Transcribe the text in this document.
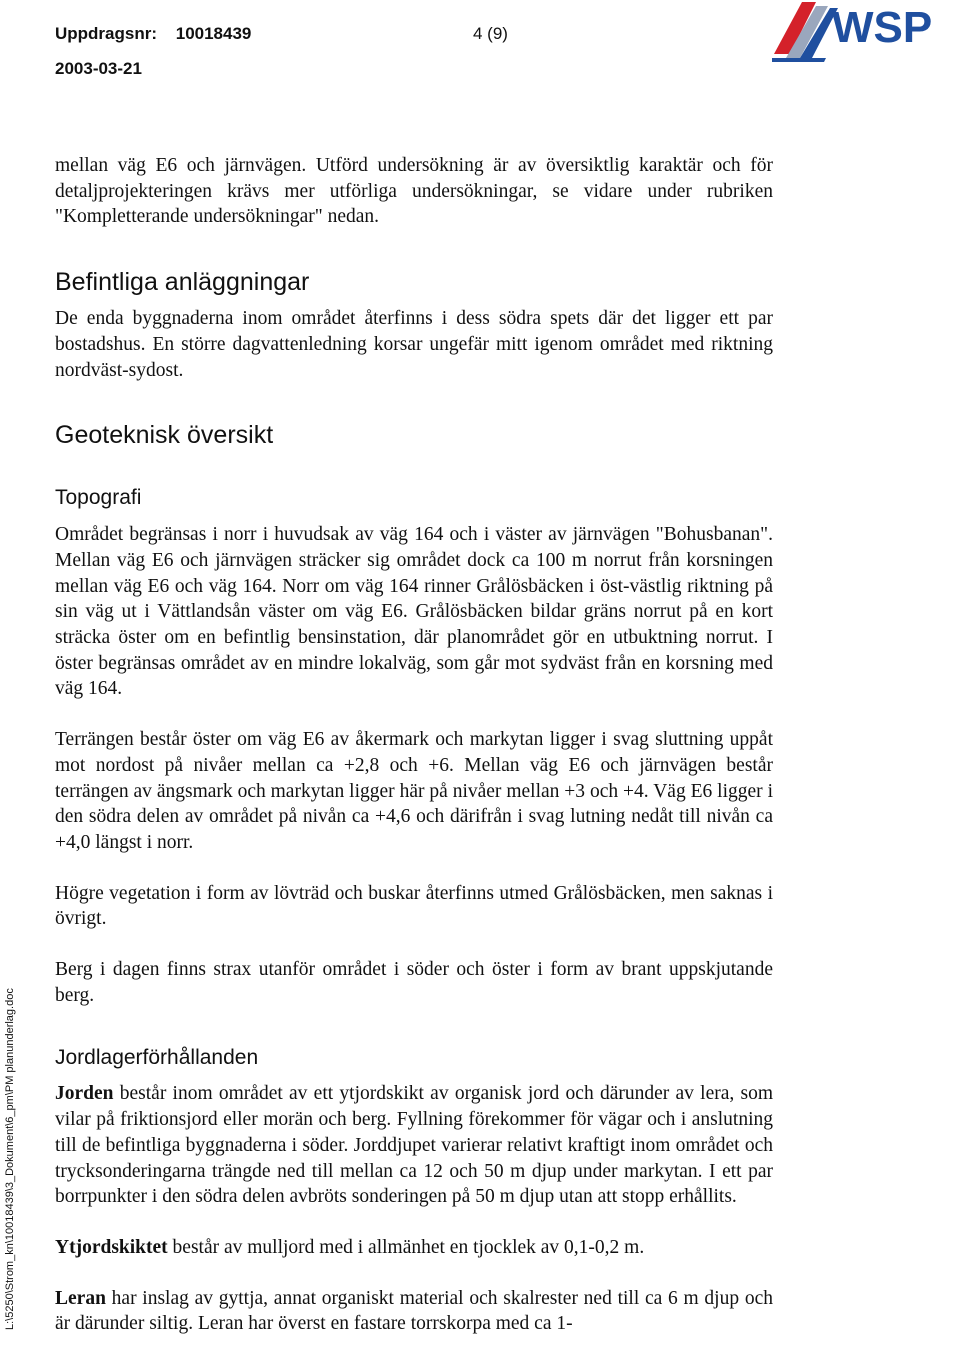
Uppdragsnr: 10018439	4 (9)
2003-03-21
WSP
L:\5250\Strom_kn\10018439\3_Dokument\6_pm\PM planunderlag.doc

mellan väg E6 och järnvägen. Utförd undersökning är av översiktlig karaktär och för detaljprojekteringen krävs mer utförliga undersökningar, se vidare under rubriken "Kompletterande undersökningar" nedan.

Befintliga anläggningar

De enda byggnaderna inom området återfinns i dess södra spets där det ligger ett par bostadshus. En större dagvattenledning korsar ungefär mitt igenom området med riktning nordväst-sydost.

Geoteknisk översikt
Topografi

Området begränsas i norr i huvudsak av väg 164 och i väster av järnvägen "Bohusbanan". Mellan väg E6 och järnvägen sträcker sig området dock ca 100 m norrut från korsningen mellan väg E6 och väg 164. Norr om väg 164 rinner Grålösbäcken i öst-västlig riktning på sin väg ut i Vättlandsån väster om väg E6. Grålösbäcken bildar gräns norrut på en kort sträcka öster om en befintlig bensinstation, där planområdet gör en utbuktning norrut. I öster begränsas området av en mindre lokalväg, som går mot sydväst från en korsning med väg 164.

Terrängen består öster om väg E6 av åkermark och markytan ligger i svag sluttning uppåt mot nordost på nivåer mellan ca +2,8 och +6. Mellan väg E6 och järnvägen består terrängen av ängsmark och markytan ligger här på nivåer mellan +3 och +4. Väg E6 ligger i den södra delen av området på nivån ca +4,6 och därifrån i svag lutning nedåt till nivån ca +4,0 längst i norr.

Högre vegetation i form av lövträd och buskar återfinns utmed Grålösbäcken, men saknas i övrigt.

Berg i dagen finns strax utanför området i söder och öster i form av brant uppskjutande berg.

Jordlagerförhållanden

Jorden består inom området av ett ytjordskikt av organisk jord och därunder av lera, som vilar på friktionsjord eller morän och berg. Fyllning förekommer för vägar och i anslutning till de befintliga byggnaderna i söder. Jorddjupet varierar relativt kraftigt inom området och trycksonderingarna trängde ned till mellan ca 12 och 50 m djup under markytan. I ett par borrpunkter i den södra delen avbröts sonderingen på 50 m djup utan att stopp erhållits.

Ytjordskiktet består av mulljord med i allmänhet en tjocklek av 0,1-0,2 m.

Leran har inslag av gyttja, annat organiskt material och skalrester ned till ca 6 m djup och är därunder siltig. Leran har överst en fastare torrskorpa med ca 1-
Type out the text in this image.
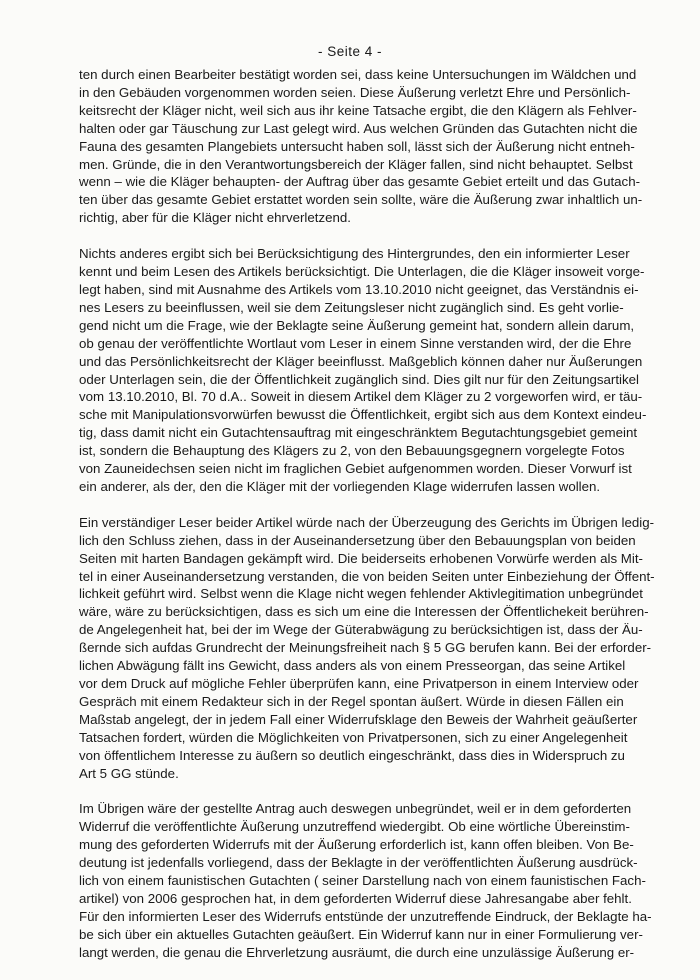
- Seite 4 -
ten durch einen Bearbeiter bestätigt worden sei, dass keine Untersuchungen im Wäldchen und
in den Gebäuden vorgenommen worden seien. Diese Äußerung verletzt Ehre und Persönlich-
keitsrecht der Kläger nicht, weil sich aus ihr keine Tatsache ergibt, die den Klägern als Fehlver-
halten oder gar Täuschung zur Last gelegt wird. Aus welchen Gründen das Gutachten nicht die
Fauna des gesamten Plangebiets untersucht haben soll, lässt sich der Äußerung nicht entneh-
men. Gründe, die in den Verantwortungsbereich der Kläger fallen, sind nicht behauptet. Selbst
wenn – wie die Kläger behaupten- der Auftrag über das gesamte Gebiet erteilt und das Gutach-
ten über das gesamte Gebiet erstattet worden sein sollte, wäre die Äußerung zwar inhaltlich un-
richtig, aber für die Kläger nicht ehrverletzend.
Nichts anderes ergibt sich bei Berücksichtigung des Hintergrundes, den ein informierter Leser
kennt und beim Lesen des Artikels berücksichtigt. Die Unterlagen, die die Kläger insoweit vorge-
legt haben, sind mit Ausnahme des Artikels vom 13.10.2010 nicht geeignet, das Verständnis ei-
nes Lesers zu beeinflussen, weil sie dem Zeitungsleser nicht zugänglich sind. Es geht vorlie-
gend nicht um die Frage, wie der Beklagte seine Äußerung gemeint hat, sondern allein darum,
ob genau der veröffentlichte Wortlaut vom Leser in einem Sinne verstanden wird, der die Ehre
und das Persönlichkeitsrecht der Kläger beeinflusst. Maßgeblich können daher nur Äußerungen
oder Unterlagen sein, die der Öffentlichkeit zugänglich sind. Dies gilt nur für den Zeitungsartikel
vom 13.10.2010, Bl. 70 d.A.. Soweit in diesem Artikel dem Kläger zu 2 vorgeworfen wird, er täu-
sche mit Manipulationsvorwürfen bewusst die Öffentlichkeit, ergibt sich aus dem Kontext eindeu-
tig, dass damit nicht ein Gutachtensauftrag mit eingeschränktem Begutachtungsgebiet gemeint
ist, sondern die Behauptung des Klägers zu 2, von den Bebauungsgegnern vorgelegte Fotos
von Zauneidechsen seien nicht im fraglichen Gebiet aufgenommen worden. Dieser Vorwurf ist
ein anderer, als der, den die Kläger mit der vorliegenden Klage widerrufen lassen wollen.
Ein verständiger Leser beider Artikel würde nach der Überzeugung des Gerichts im Übrigen ledig-
lich den Schluss ziehen, dass in der Auseinandersetzung über den Bebauungsplan von beiden
Seiten mit harten Bandagen gekämpft wird. Die beiderseits erhobenen Vorwürfe werden als Mit-
tel in einer Auseinandersetzung verstanden, die von beiden Seiten unter Einbeziehung der Öffent-
lichkeit geführt wird. Selbst wenn die Klage nicht wegen fehlender Aktivlegitimation unbegründet
wäre, wäre zu berücksichtigen, dass es sich um eine die Interessen der Öffentlichekeit berühren-
de Angelegenheit hat, bei der im Wege der Güterabwägung zu berücksichtigen ist, dass der Äu-
ßernde sich aufdas Grundrecht der Meinungsfreiheit nach § 5 GG berufen kann. Bei der erforder-
lichen Abwägung fällt ins Gewicht, dass anders als von einem Presseorgan, das seine Artikel
vor dem Druck auf mögliche Fehler überprüfen kann, eine Privatperson in einem Interview oder
Gespräch mit einem Redakteur sich in der Regel spontan äußert. Würde in diesen Fällen ein
Maßstab angelegt, der in jedem Fall einer Widerrufsklage den Beweis der Wahrheit geäußerter
Tatsachen fordert, würden die Möglichkeiten von Privatpersonen, sich zu einer Angelegenheit
von öffentlichem Interesse zu äußern so deutlich eingeschränkt, dass dies in Widerspruch zu
Art 5 GG stünde.
Im Übrigen wäre der gestellte Antrag auch deswegen unbegründet, weil er in dem geforderten
Widerruf die veröffentlichte Äußerung unzutreffend wiedergibt. Ob eine wörtliche Übereinstim-
mung des geforderten Widerrufs mit der Äußerung erforderlich ist, kann offen bleiben. Von Be-
deutung ist jedenfalls vorliegend, dass der Beklagte in der veröffentlichten Äußerung ausdrück-
lich von einem faunistischen Gutachten ( seiner Darstellung nach von einem faunistischen Fach-
artikel) von 2006 gesprochen hat, in dem geforderten Widerruf diese Jahresangabe aber fehlt.
Für den informierten Leser des Widerrufs entstünde der unzutreffende Eindruck, der Beklagte ha-
be sich über ein aktuelles Gutachten geäußert. Ein Widerruf kann nur in einer Formulierung ver-
langt werden, die genau die Ehrverletzung ausräumt, die durch eine unzulässige Äußerung er-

● **What you should do**
Only the text of the records is to be reproduced exactly; skip the pictures.

● **Your solution**
Transcribe the text in this document.
Uppdragsnr: 10018439	4 (9)
2003-03-21
WSP
L:\5250\Strom_kn\10018439\3_Dokument\6_pm\PM planunderlag.doc

mellan väg E6 och järnvägen. Utförd undersökning är av översiktlig karaktär och för detaljprojekteringen krävs mer utförliga undersökningar, se vidare under rubriken "Kompletterande undersökningar" nedan.

Befintliga anläggningar

De enda byggnaderna inom området återfinns i dess södra spets där det ligger ett par bostadshus. En större dagvattenledning korsar ungefär mitt igenom området med riktning nordväst-sydost.

Geoteknisk översikt
Topografi

Området begränsas i norr i huvudsak av väg 164 och i väster av järnvägen "Bohusbanan". Mellan väg E6 och järnvägen sträcker sig området dock ca 100 m norrut från korsningen mellan väg E6 och väg 164. Norr om väg 164 rinner Grålösbäcken i öst-västlig riktning på sin väg ut i Vättlandsån väster om väg E6. Grålösbäcken bildar gräns norrut på en kort sträcka öster om en befintlig bensinstation, där planområdet gör en utbuktning norrut. I öster begränsas området av en mindre lokalväg, som går mot sydväst från en korsning med väg 164.

Terrängen består öster om väg E6 av åkermark och markytan ligger i svag sluttning uppåt mot nordost på nivåer mellan ca +2,8 och +6. Mellan väg E6 och järnvägen består terrängen av ängsmark och markytan ligger här på nivåer mellan +3 och +4. Väg E6 ligger i den södra delen av området på nivån ca +4,6 och därifrån i svag lutning nedåt till nivån ca +4,0 längst i norr.

Högre vegetation i form av lövträd och buskar återfinns utmed Grålösbäcken, men saknas i övrigt.

Berg i dagen finns strax utanför området i söder och öster i form av brant uppskjutande berg.

Jordlagerförhållanden

Jorden består inom området av ett ytjordskikt av organisk jord och därunder av lera, som vilar på friktionsjord eller morän och berg. Fyllning förekommer för vägar och i anslutning till de befintliga byggnaderna i söder. Jorddjupet varierar relativt kraftigt inom området och trycksonderingarna trängde ned till mellan ca 12 och 50 m djup under markytan. I ett par borrpunkter i den södra delen avbröts sonderingen på 50 m djup utan att stopp erhållits.

Ytjordskiktet består av mulljord med i allmänhet en tjocklek av 0,1-0,2 m.

Leran har inslag av gyttja, annat organiskt material och skalrester ned till ca 6 m djup och är därunder siltig. Leran har överst en fastare torrskorpa med ca 1-
Type out the text in this image.
- Seite 4 -
ten durch einen Bearbeiter bestätigt worden sei, dass keine Untersuchungen im Wäldchen und
in den Gebäuden vorgenommen worden seien. Diese Äußerung verletzt Ehre und Persönlich-
keitsrecht der Kläger nicht, weil sich aus ihr keine Tatsache ergibt, die den Klägern als Fehlver-
halten oder gar Täuschung zur Last gelegt wird. Aus welchen Gründen das Gutachten nicht die
Fauna des gesamten Plangebiets untersucht haben soll, lässt sich der Äußerung nicht entneh-
men. Gründe, die in den Verantwortungsbereich der Kläger fallen, sind nicht behauptet. Selbst
wenn – wie die Kläger behaupten- der Auftrag über das gesamte Gebiet erteilt und das Gutach-
ten über das gesamte Gebiet erstattet worden sein sollte, wäre die Äußerung zwar inhaltlich un-
richtig, aber für die Kläger nicht ehrverletzend.
Nichts anderes ergibt sich bei Berücksichtigung des Hintergrundes, den ein informierter Leser
kennt und beim Lesen des Artikels berücksichtigt. Die Unterlagen, die die Kläger insoweit vorge-
legt haben, sind mit Ausnahme des Artikels vom 13.10.2010 nicht geeignet, das Verständnis ei-
nes Lesers zu beeinflussen, weil sie dem Zeitungsleser nicht zugänglich sind. Es geht vorlie-
gend nicht um die Frage, wie der Beklagte seine Äußerung gemeint hat, sondern allein darum,
ob genau der veröffentlichte Wortlaut vom Leser in einem Sinne verstanden wird, der die Ehre
und das Persönlichkeitsrecht der Kläger beeinflusst. Maßgeblich können daher nur Äußerungen
oder Unterlagen sein, die der Öffentlichkeit zugänglich sind. Dies gilt nur für den Zeitungsartikel
vom 13.10.2010, Bl. 70 d.A.. Soweit in diesem Artikel dem Kläger zu 2 vorgeworfen wird, er täu-
sche mit Manipulationsvorwürfen bewusst die Öffentlichkeit, ergibt sich aus dem Kontext eindeu-
tig, dass damit nicht ein Gutachtensauftrag mit eingeschränktem Begutachtungsgebiet gemeint
ist, sondern die Behauptung des Klägers zu 2, von den Bebauungsgegnern vorgelegte Fotos
von Zauneidechsen seien nicht im fraglichen Gebiet aufgenommen worden. Dieser Vorwurf ist
ein anderer, als der, den die Kläger mit der vorliegenden Klage widerrufen lassen wollen.
Ein verständiger Leser beider Artikel würde nach der Überzeugung des Gerichts im Übrigen ledig-
lich den Schluss ziehen, dass in der Auseinandersetzung über den Bebauungsplan von beiden
Seiten mit harten Bandagen gekämpft wird. Die beiderseits erhobenen Vorwürfe werden als Mit-
tel in einer Auseinandersetzung verstanden, die von beiden Seiten unter Einbeziehung der Öffent-
lichkeit geführt wird. Selbst wenn die Klage nicht wegen fehlender Aktivlegitimation unbegründet
wäre, wäre zu berücksichtigen, dass es sich um eine die Interessen der Öffentlichekeit berühren-
de Angelegenheit hat, bei der im Wege der Güterabwägung zu berücksichtigen ist, dass der Äu-
ßernde sich aufdas Grundrecht der Meinungsfreiheit nach § 5 GG berufen kann. Bei der erforder-
lichen Abwägung fällt ins Gewicht, dass anders als von einem Presseorgan, das seine Artikel
vor dem Druck auf mögliche Fehler überprüfen kann, eine Privatperson in einem Interview oder
Gespräch mit einem Redakteur sich in der Regel spontan äußert. Würde in diesen Fällen ein
Maßstab angelegt, der in jedem Fall einer Widerrufsklage den Beweis der Wahrheit geäußerter
Tatsachen fordert, würden die Möglichkeiten von Privatpersonen, sich zu einer Angelegenheit
von öffentlichem Interesse zu äußern so deutlich eingeschränkt, dass dies in Widerspruch zu
Art 5 GG stünde.
Im Übrigen wäre der gestellte Antrag auch deswegen unbegründet, weil er in dem geforderten
Widerruf die veröffentlichte Äußerung unzutreffend wiedergibt. Ob eine wörtliche Übereinstim-
mung des geforderten Widerrufs mit der Äußerung erforderlich ist, kann offen bleiben. Von Be-
deutung ist jedenfalls vorliegend, dass der Beklagte in der veröffentlichten Äußerung ausdrück-
lich von einem faunistischen Gutachten ( seiner Darstellung nach von einem faunistischen Fach-
artikel) von 2006 gesprochen hat, in dem geforderten Widerruf diese Jahresangabe aber fehlt.
Für den informierten Leser des Widerrufs entstünde der unzutreffende Eindruck, der Beklagte ha-
be sich über ein aktuelles Gutachten geäußert. Ein Widerruf kann nur in einer Formulierung ver-
langt werden, die genau die Ehrverletzung ausräumt, die durch eine unzulässige Äußerung er-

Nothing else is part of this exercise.